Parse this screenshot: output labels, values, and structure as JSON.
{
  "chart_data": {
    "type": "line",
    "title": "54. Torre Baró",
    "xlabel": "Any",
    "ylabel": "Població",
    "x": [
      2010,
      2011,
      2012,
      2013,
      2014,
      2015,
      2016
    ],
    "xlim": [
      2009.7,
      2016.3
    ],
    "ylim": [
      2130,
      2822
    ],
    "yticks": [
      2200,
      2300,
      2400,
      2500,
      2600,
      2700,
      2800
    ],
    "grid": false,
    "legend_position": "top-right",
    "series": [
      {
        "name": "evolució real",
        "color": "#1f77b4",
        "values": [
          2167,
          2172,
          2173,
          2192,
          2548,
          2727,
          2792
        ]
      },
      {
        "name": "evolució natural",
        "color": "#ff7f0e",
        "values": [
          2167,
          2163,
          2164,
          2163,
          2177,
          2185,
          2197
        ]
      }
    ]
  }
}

Problem to solve. Print the records above exactly as they appear.

Solution to this problem.
Parse this screenshot: output labels, values, and structure as JSON.
{
  "chart_data": {
    "type": "line",
    "title": "54. Torre Baró",
    "xlabel": "Any",
    "ylabel": "Població",
    "x": [
      2010,
      2011,
      2012,
      2013,
      2014,
      2015,
      2016
    ],
    "xlim": [
      2009.7,
      2016.3
    ],
    "ylim": [
      2130,
      2822
    ],
    "yticks": [
      2200,
      2300,
      2400,
      2500,
      2600,
      2700,
      2800
    ],
    "grid": false,
    "legend_position": "top-right",
    "series": [
      {
        "name": "evolució real",
        "color": "#1f77b4",
        "values": [
          2167,
          2172,
          2173,
          2192,
          2548,
          2727,
          2792
        ]
      },
      {
        "name": "evolució natural",
        "color": "#ff7f0e",
        "values": [
          2167,
          2163,
          2164,
          2163,
          2177,
          2185,
          2197
        ]
      }
    ]
  }
}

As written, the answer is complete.